Task description: Tally up the lines carrying the string "Mineral" and respond with only the resulting number.

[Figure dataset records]

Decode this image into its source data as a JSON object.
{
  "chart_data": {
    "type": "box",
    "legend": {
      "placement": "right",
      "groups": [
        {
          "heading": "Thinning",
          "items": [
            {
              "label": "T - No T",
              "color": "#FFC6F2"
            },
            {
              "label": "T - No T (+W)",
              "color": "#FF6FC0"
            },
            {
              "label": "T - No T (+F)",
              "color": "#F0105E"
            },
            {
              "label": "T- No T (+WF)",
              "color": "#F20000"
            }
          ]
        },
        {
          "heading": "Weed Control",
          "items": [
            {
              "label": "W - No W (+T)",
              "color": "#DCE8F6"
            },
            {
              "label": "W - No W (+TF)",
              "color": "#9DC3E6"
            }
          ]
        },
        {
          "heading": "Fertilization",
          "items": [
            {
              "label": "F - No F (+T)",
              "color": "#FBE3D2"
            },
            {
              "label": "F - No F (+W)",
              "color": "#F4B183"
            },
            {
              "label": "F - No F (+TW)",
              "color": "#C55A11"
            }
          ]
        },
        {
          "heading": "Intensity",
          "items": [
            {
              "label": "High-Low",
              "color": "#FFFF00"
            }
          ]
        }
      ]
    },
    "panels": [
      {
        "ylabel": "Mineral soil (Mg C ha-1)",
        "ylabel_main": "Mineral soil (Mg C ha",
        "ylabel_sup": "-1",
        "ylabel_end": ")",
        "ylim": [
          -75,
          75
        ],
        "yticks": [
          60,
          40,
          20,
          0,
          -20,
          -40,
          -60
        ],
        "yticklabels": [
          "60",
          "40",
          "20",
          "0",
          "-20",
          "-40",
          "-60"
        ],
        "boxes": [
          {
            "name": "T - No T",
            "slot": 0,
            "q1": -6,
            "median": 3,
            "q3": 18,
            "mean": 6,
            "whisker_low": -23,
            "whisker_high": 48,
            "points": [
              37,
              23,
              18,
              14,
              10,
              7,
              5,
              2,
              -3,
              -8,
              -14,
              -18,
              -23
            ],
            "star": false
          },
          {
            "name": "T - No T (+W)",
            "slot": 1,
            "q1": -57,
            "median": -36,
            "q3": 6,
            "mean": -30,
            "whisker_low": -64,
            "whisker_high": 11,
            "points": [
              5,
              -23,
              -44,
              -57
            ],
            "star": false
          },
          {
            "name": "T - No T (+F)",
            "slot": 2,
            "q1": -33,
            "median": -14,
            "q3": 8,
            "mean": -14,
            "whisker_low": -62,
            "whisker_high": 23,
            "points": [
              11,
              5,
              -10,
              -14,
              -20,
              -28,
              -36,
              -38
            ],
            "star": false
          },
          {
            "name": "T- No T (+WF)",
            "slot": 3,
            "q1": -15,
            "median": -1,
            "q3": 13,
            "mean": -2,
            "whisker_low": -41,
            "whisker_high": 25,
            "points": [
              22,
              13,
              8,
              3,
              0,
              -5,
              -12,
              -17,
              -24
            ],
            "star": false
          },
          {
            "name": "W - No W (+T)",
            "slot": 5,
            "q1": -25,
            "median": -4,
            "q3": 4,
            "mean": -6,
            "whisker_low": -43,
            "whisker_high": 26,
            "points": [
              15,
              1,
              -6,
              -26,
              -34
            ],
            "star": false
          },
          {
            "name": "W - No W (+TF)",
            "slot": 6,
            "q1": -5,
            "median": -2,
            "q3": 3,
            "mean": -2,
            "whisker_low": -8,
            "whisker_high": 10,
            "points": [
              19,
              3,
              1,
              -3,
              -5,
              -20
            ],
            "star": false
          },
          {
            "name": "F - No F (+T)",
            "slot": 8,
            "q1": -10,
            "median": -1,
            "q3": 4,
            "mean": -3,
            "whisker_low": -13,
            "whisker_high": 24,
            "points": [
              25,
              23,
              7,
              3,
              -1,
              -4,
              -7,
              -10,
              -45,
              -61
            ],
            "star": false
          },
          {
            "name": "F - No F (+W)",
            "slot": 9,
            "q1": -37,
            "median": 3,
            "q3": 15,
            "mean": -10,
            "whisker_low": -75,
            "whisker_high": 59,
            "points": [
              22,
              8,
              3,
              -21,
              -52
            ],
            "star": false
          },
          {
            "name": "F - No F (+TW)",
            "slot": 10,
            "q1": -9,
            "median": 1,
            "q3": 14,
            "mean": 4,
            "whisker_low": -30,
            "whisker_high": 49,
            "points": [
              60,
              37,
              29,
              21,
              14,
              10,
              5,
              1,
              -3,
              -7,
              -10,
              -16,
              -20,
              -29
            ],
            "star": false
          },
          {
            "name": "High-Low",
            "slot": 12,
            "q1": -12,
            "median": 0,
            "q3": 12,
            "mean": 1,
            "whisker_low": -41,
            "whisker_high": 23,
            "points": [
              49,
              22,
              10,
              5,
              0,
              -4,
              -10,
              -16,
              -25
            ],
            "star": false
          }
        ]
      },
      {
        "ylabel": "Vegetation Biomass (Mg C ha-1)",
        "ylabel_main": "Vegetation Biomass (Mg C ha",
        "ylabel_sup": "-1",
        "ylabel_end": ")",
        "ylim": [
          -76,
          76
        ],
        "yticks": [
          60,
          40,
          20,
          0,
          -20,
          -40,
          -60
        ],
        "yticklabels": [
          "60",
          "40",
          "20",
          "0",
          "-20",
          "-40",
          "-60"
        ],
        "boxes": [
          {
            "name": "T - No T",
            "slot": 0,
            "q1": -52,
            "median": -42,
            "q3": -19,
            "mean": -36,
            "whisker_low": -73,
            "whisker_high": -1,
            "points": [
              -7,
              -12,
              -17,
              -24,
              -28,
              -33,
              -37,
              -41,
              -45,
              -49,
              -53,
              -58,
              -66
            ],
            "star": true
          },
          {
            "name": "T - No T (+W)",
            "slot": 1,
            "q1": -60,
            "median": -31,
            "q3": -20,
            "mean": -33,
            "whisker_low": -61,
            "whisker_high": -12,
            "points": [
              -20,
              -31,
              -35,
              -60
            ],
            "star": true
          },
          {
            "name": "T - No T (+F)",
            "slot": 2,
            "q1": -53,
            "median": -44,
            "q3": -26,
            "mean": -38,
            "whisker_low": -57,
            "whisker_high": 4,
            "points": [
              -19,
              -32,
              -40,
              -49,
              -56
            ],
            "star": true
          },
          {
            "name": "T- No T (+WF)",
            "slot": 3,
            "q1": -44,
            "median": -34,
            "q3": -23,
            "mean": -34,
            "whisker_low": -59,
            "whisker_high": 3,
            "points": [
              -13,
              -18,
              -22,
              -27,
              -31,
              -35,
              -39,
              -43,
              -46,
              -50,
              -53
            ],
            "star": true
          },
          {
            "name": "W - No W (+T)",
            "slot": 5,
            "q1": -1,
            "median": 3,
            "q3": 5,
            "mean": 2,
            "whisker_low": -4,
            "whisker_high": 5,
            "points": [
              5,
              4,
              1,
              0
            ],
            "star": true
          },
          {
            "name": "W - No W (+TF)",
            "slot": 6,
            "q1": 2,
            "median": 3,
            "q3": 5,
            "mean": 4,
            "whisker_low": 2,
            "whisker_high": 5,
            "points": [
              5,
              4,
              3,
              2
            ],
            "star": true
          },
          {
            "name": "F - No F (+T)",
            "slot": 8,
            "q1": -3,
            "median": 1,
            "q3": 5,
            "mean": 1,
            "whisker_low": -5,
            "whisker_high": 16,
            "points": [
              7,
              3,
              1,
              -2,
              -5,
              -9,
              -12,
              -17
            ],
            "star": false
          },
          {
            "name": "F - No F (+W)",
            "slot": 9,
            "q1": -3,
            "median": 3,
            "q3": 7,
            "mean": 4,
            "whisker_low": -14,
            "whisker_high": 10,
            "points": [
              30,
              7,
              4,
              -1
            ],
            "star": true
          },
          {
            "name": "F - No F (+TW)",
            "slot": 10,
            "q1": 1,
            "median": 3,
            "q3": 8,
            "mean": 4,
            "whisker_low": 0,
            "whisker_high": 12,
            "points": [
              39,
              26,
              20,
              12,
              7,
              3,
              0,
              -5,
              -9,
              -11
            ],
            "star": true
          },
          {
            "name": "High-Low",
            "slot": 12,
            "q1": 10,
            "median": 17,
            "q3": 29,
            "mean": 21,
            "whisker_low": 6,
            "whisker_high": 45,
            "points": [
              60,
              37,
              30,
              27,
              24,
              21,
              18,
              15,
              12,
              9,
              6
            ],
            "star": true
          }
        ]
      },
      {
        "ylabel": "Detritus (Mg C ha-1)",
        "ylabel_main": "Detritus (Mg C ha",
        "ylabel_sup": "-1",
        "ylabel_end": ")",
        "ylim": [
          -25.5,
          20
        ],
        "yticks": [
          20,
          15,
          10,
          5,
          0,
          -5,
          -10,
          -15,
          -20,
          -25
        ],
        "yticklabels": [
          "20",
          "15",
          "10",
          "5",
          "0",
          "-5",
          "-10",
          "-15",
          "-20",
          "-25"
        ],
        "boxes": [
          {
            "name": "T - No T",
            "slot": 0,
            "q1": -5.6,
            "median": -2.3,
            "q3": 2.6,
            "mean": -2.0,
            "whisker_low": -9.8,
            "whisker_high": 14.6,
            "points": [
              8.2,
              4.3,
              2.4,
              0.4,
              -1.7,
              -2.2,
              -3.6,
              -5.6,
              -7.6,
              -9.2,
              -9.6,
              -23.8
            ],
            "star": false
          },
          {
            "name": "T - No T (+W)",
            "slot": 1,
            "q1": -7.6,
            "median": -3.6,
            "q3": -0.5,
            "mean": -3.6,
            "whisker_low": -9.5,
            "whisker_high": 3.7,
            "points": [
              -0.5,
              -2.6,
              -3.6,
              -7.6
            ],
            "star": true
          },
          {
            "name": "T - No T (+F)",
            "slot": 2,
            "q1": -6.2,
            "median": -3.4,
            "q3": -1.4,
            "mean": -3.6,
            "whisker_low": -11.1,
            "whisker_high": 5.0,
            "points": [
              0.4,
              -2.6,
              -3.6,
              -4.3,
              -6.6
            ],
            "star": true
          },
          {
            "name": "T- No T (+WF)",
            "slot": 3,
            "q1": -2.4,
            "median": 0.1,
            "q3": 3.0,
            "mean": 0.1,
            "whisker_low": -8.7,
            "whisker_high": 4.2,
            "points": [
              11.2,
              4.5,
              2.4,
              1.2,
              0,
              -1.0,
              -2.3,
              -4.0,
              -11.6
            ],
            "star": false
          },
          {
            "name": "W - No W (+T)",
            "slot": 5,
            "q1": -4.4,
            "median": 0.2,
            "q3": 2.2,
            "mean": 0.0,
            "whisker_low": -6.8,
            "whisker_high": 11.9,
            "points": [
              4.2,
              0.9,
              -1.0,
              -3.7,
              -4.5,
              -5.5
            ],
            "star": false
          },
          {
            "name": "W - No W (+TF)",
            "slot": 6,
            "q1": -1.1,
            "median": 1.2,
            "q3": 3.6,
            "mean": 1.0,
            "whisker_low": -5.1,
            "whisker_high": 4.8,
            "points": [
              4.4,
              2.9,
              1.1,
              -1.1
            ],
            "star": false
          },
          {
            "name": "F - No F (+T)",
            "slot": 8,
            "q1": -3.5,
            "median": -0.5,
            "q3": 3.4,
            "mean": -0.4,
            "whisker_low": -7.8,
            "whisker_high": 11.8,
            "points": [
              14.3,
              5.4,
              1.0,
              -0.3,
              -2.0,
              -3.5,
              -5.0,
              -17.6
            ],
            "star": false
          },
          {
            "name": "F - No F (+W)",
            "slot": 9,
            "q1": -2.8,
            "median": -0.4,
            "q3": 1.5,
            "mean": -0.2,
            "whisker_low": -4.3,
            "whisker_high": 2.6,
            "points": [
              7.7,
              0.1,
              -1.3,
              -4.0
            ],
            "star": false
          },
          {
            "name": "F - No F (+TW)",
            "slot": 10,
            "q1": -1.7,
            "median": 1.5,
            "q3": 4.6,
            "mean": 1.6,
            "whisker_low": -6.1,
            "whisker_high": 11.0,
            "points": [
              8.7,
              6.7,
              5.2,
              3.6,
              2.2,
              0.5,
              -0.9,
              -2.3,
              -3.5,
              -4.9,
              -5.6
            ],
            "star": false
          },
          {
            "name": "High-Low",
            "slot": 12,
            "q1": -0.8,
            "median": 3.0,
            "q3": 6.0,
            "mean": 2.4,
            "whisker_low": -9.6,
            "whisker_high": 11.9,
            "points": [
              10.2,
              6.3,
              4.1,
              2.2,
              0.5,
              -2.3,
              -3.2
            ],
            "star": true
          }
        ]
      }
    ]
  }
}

Solution for this task: 2